(Data entries)
=======
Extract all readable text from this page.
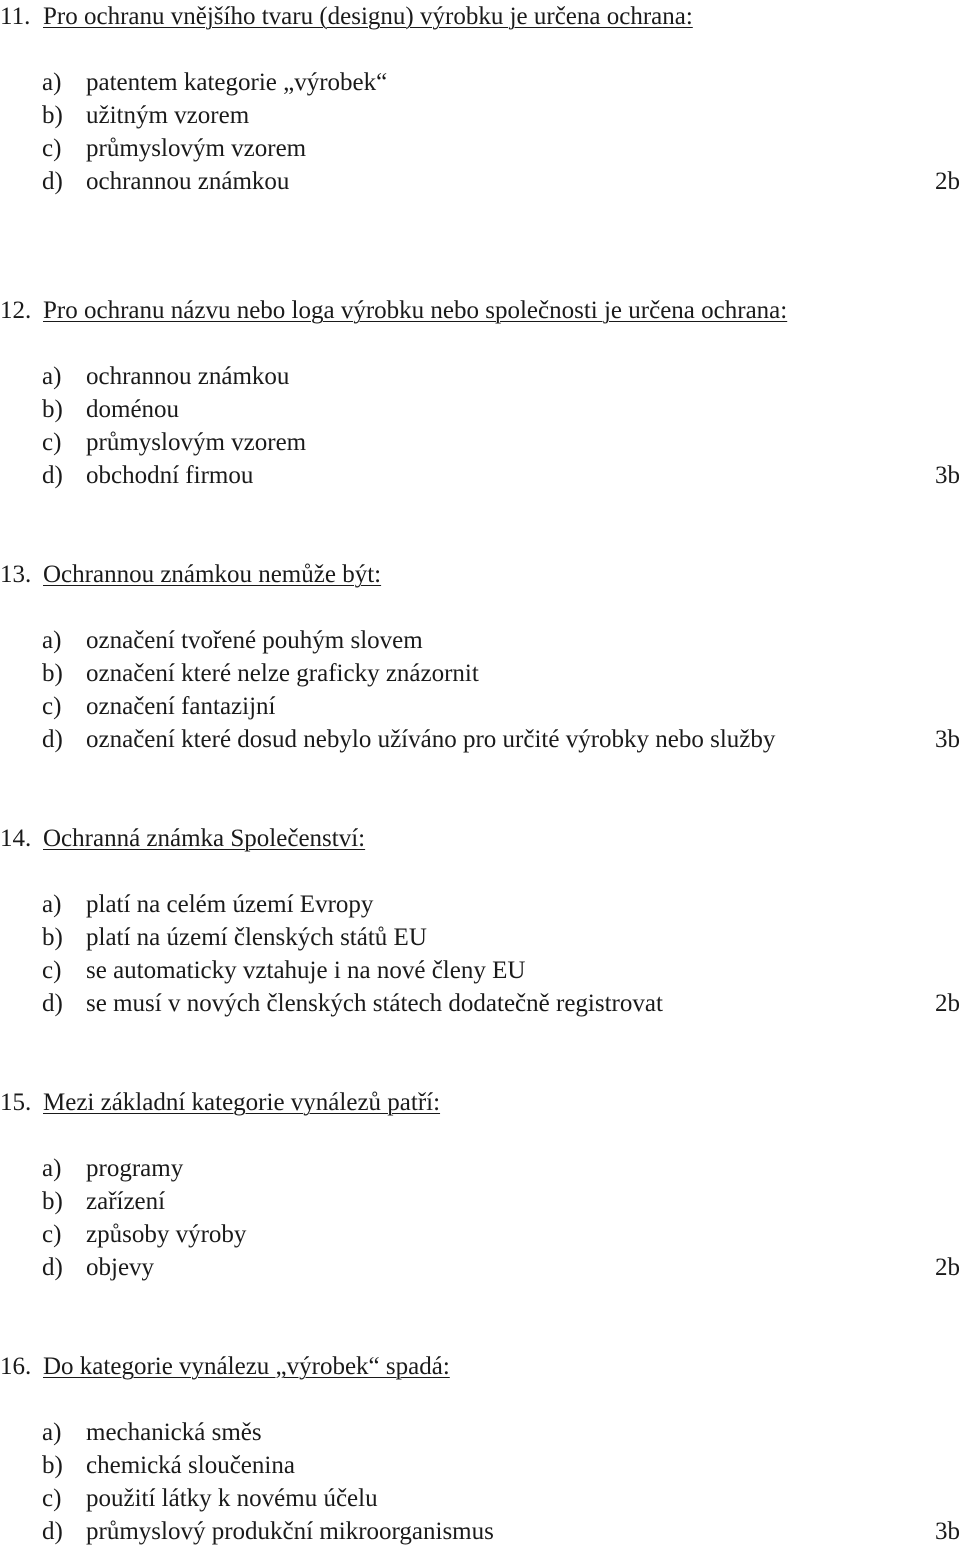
11. Pro ochranu vnějšího tvaru (designu) výrobku je určena ochrana:
a) patentem kategorie „výrobek“
b) užitným vzorem
c) průmyslovým vzorem
d) ochrannou známkou	2b
12. Pro ochranu názvu nebo loga výrobku nebo společnosti je určena ochrana:
a) ochrannou známkou
b) doménou
c) průmyslovým vzorem
d) obchodní firmou	3b
13. Ochrannou známkou nemůže být:
a) označení tvořené pouhým slovem
b) označení které nelze graficky znázornit
c) označení fantazijní
d) označení které dosud nebylo užíváno pro určité výrobky nebo služby	3b
14. Ochranná známka Společenství:
a) platí na celém území Evropy
b) platí na území členských států EU
c) se automaticky vztahuje i na nové členy EU
d) se musí v nových členských státech dodatečně registrovat	2b
15. Mezi základní kategorie vynálezů patří:
a) programy
b) zařízení
c) způsoby výroby
d) objevy	2b
16. Do kategorie vynálezu „výrobek“ spadá:
a) mechanická směs
b) chemická sloučenina
c) použití látky k novému účelu
d) průmyslový produkční mikroorganismus	3b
=======
▶ Task requirements
Pick out each line containing "členských" and report it.

▶ Answer for this exercise
b) platí na území členských států EU
d) se musí v nových členských státech dodatečně registrovat	2b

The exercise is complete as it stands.